(Saved entries)
------

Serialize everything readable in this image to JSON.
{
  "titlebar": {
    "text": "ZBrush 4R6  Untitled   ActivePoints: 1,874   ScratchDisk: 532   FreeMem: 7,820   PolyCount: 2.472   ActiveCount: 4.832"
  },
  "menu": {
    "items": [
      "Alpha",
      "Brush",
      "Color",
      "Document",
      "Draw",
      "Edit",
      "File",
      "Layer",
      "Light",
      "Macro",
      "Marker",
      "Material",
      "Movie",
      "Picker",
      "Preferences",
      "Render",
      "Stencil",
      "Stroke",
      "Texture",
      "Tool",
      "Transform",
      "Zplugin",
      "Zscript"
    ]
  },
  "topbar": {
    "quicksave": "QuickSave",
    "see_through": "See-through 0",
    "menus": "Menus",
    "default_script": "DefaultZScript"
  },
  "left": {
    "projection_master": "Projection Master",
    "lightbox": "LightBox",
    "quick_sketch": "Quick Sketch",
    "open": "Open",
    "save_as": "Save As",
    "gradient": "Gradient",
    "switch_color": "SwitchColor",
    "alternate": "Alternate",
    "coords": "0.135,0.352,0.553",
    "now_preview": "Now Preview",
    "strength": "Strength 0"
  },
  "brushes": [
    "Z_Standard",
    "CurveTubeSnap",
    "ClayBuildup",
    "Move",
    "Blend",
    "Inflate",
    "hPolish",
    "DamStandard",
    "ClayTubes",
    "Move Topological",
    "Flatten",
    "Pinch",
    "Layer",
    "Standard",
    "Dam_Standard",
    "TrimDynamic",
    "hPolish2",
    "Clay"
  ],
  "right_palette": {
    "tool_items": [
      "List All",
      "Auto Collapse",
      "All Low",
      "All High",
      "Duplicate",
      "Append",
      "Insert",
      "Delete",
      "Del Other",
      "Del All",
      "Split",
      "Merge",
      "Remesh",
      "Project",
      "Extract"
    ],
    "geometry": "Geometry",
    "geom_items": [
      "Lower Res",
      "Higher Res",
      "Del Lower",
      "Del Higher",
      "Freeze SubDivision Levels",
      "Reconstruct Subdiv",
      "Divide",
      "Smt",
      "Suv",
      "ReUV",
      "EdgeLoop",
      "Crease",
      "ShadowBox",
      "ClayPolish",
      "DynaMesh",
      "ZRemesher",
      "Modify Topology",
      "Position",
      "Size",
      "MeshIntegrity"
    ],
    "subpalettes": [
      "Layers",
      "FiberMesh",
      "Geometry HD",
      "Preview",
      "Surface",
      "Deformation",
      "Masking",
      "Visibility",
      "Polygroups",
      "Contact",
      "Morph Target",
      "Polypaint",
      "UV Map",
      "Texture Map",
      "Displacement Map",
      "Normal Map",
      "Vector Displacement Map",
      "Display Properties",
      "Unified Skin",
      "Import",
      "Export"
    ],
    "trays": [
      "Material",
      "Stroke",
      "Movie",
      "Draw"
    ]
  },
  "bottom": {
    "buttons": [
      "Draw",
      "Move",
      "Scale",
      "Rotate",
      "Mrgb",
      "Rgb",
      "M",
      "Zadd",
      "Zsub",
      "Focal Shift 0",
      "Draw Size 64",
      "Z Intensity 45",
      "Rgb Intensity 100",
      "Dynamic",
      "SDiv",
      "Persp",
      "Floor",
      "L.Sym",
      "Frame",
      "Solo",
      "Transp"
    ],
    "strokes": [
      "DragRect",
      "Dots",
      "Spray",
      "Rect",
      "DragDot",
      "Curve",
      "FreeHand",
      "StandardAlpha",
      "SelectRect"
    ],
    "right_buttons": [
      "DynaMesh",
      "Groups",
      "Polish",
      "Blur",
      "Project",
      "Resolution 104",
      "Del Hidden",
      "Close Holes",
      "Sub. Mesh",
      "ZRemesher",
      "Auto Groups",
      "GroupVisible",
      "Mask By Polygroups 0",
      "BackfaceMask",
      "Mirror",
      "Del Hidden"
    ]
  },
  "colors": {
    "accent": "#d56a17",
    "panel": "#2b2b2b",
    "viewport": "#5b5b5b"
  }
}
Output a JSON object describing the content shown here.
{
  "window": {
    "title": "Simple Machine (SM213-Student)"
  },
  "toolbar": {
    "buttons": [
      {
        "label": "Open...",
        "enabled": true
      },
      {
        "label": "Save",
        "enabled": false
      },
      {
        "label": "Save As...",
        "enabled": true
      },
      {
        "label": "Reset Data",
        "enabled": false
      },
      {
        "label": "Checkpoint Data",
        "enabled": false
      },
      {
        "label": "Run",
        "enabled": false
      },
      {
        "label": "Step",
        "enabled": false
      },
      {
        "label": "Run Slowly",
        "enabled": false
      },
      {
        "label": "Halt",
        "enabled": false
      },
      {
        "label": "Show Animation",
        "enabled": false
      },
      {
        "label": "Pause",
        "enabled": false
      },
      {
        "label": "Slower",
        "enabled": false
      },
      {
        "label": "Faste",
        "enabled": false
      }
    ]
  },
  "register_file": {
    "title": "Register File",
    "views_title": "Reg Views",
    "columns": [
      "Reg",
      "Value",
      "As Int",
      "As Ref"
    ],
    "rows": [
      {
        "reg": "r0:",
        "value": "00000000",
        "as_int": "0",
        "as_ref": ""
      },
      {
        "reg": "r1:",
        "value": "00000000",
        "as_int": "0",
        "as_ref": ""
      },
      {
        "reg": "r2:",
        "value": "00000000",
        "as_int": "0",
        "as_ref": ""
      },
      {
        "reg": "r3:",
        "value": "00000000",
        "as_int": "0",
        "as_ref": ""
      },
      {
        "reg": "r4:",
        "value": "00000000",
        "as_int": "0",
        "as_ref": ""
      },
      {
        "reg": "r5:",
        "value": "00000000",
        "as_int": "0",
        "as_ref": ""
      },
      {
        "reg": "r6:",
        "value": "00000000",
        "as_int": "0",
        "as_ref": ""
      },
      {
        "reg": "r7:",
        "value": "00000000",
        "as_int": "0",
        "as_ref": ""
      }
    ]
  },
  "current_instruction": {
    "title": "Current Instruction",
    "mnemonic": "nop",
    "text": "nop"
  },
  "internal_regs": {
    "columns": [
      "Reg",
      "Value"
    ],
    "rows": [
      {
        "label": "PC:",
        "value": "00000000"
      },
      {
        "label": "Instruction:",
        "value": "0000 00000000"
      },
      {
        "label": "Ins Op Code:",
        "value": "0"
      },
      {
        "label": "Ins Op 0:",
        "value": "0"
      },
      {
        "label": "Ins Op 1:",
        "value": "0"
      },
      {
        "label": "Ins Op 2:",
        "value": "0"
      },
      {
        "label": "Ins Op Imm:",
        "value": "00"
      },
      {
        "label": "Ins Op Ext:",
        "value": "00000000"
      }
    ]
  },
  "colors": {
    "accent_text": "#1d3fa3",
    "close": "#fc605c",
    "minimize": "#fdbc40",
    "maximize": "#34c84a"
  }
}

------

■ **Work required**: Quote every line of the data, word for word.

■ **In response**:
Serialize everything readable in this image to JSON.
{
  "titlebar": {
    "text": "ZBrush 4R6  Untitled   ActivePoints: 1,874   ScratchDisk: 532   FreeMem: 7,820   PolyCount: 2.472   ActiveCount: 4.832"
  },
  "menu": {
    "items": [
      "Alpha",
      "Brush",
      "Color",
      "Document",
      "Draw",
      "Edit",
      "File",
      "Layer",
      "Light",
      "Macro",
      "Marker",
      "Material",
      "Movie",
      "Picker",
      "Preferences",
      "Render",
      "Stencil",
      "Stroke",
      "Texture",
      "Tool",
      "Transform",
      "Zplugin",
      "Zscript"
    ]
  },
  "topbar": {
    "quicksave": "QuickSave",
    "see_through": "See-through 0",
    "menus": "Menus",
    "default_script": "DefaultZScript"
  },
  "left": {
    "projection_master": "Projection Master",
    "lightbox": "LightBox",
    "quick_sketch": "Quick Sketch",
    "open": "Open",
    "save_as": "Save As",
    "gradient": "Gradient",
    "switch_color": "SwitchColor",
    "alternate": "Alternate",
    "coords": "0.135,0.352,0.553",
    "now_preview": "Now Preview",
    "strength": "Strength 0"
  },
  "brushes": [
    "Z_Standard",
    "CurveTubeSnap",
    "ClayBuildup",
    "Move",
    "Blend",
    "Inflate",
    "hPolish",
    "DamStandard",
    "ClayTubes",
    "Move Topological",
    "Flatten",
    "Pinch",
    "Layer",
    "Standard",
    "Dam_Standard",
    "TrimDynamic",
    "hPolish2",
    "Clay"
  ],
  "right_palette": {
    "tool_items": [
      "List All",
      "Auto Collapse",
      "All Low",
      "All High",
      "Duplicate",
      "Append",
      "Insert",
      "Delete",
      "Del Other",
      "Del All",
      "Split",
      "Merge",
      "Remesh",
      "Project",
      "Extract"
    ],
    "geometry": "Geometry",
    "geom_items": [
      "Lower Res",
      "Higher Res",
      "Del Lower",
      "Del Higher",
      "Freeze SubDivision Levels",
      "Reconstruct Subdiv",
      "Divide",
      "Smt",
      "Suv",
      "ReUV",
      "EdgeLoop",
      "Crease",
      "ShadowBox",
      "ClayPolish",
      "DynaMesh",
      "ZRemesher",
      "Modify Topology",
      "Position",
      "Size",
      "MeshIntegrity"
    ],
    "subpalettes": [
      "Layers",
      "FiberMesh",
      "Geometry HD",
      "Preview",
      "Surface",
      "Deformation",
      "Masking",
      "Visibility",
      "Polygroups",
      "Contact",
      "Morph Target",
      "Polypaint",
      "UV Map",
      "Texture Map",
      "Displacement Map",
      "Normal Map",
      "Vector Displacement Map",
      "Display Properties",
      "Unified Skin",
      "Import",
      "Export"
    ],
    "trays": [
      "Material",
      "Stroke",
      "Movie",
      "Draw"
    ]
  },
  "bottom": {
    "buttons": [
      "Draw",
      "Move",
      "Scale",
      "Rotate",
      "Mrgb",
      "Rgb",
      "M",
      "Zadd",
      "Zsub",
      "Focal Shift 0",
      "Draw Size 64",
      "Z Intensity 45",
      "Rgb Intensity 100",
      "Dynamic",
      "SDiv",
      "Persp",
      "Floor",
      "L.Sym",
      "Frame",
      "Solo",
      "Transp"
    ],
    "strokes": [
      "DragRect",
      "Dots",
      "Spray",
      "Rect",
      "DragDot",
      "Curve",
      "FreeHand",
      "StandardAlpha",
      "SelectRect"
    ],
    "right_buttons": [
      "DynaMesh",
      "Groups",
      "Polish",
      "Blur",
      "Project",
      "Resolution 104",
      "Del Hidden",
      "Close Holes",
      "Sub. Mesh",
      "ZRemesher",
      "Auto Groups",
      "GroupVisible",
      "Mask By Polygroups 0",
      "BackfaceMask",
      "Mirror",
      "Del Hidden"
    ]
  },
  "colors": {
    "accent": "#d56a17",
    "panel": "#2b2b2b",
    "viewport": "#5b5b5b"
  }
}
Output a JSON object describing the content shown here.
{
  "window": {
    "title": "Simple Machine (SM213-Student)"
  },
  "toolbar": {
    "buttons": [
      {
        "label": "Open...",
        "enabled": true
      },
      {
        "label": "Save",
        "enabled": false
      },
      {
        "label": "Save As...",
        "enabled": true
      },
      {
        "label": "Reset Data",
        "enabled": false
      },
      {
        "label": "Checkpoint Data",
        "enabled": false
      },
      {
        "label": "Run",
        "enabled": false
      },
      {
        "label": "Step",
        "enabled": false
      },
      {
        "label": "Run Slowly",
        "enabled": false
      },
      {
        "label": "Halt",
        "enabled": false
      },
      {
        "label": "Show Animation",
        "enabled": false
      },
      {
        "label": "Pause",
        "enabled": false
      },
      {
        "label": "Slower",
        "enabled": false
      },
      {
        "label": "Faste",
        "enabled": false
      }
    ]
  },
  "register_file": {
    "title": "Register File",
    "views_title": "Reg Views",
    "columns": [
      "Reg",
      "Value",
      "As Int",
      "As Ref"
    ],
    "rows": [
      {
        "reg": "r0:",
        "value": "00000000",
        "as_int": "0",
        "as_ref": ""
      },
      {
        "reg": "r1:",
        "value": "00000000",
        "as_int": "0",
        "as_ref": ""
      },
      {
        "reg": "r2:",
        "value": "00000000",
        "as_int": "0",
        "as_ref": ""
      },
      {
        "reg": "r3:",
        "value": "00000000",
        "as_int": "0",
        "as_ref": ""
      },
      {
        "reg": "r4:",
        "value": "00000000",
        "as_int": "0",
        "as_ref": ""
      },
      {
        "reg": "r5:",
        "value": "00000000",
        "as_int": "0",
        "as_ref": ""
      },
      {
        "reg": "r6:",
        "value": "00000000",
        "as_int": "0",
        "as_ref": ""
      },
      {
        "reg": "r7:",
        "value": "00000000",
        "as_int": "0",
        "as_ref": ""
      }
    ]
  },
  "current_instruction": {
    "title": "Current Instruction",
    "mnemonic": "nop",
    "text": "nop"
  },
  "internal_regs": {
    "columns": [
      "Reg",
      "Value"
    ],
    "rows": [
      {
        "label": "PC:",
        "value": "00000000"
      },
      {
        "label": "Instruction:",
        "value": "0000 00000000"
      },
      {
        "label": "Ins Op Code:",
        "value": "0"
      },
      {
        "label": "Ins Op 0:",
        "value": "0"
      },
      {
        "label": "Ins Op 1:",
        "value": "0"
      },
      {
        "label": "Ins Op 2:",
        "value": "0"
      },
      {
        "label": "Ins Op Imm:",
        "value": "00"
      },
      {
        "label": "Ins Op Ext:",
        "value": "00000000"
      }
    ]
  },
  "colors": {
    "accent_text": "#1d3fa3",
    "close": "#fc605c",
    "minimize": "#fdbc40",
    "maximize": "#34c84a"
  }
}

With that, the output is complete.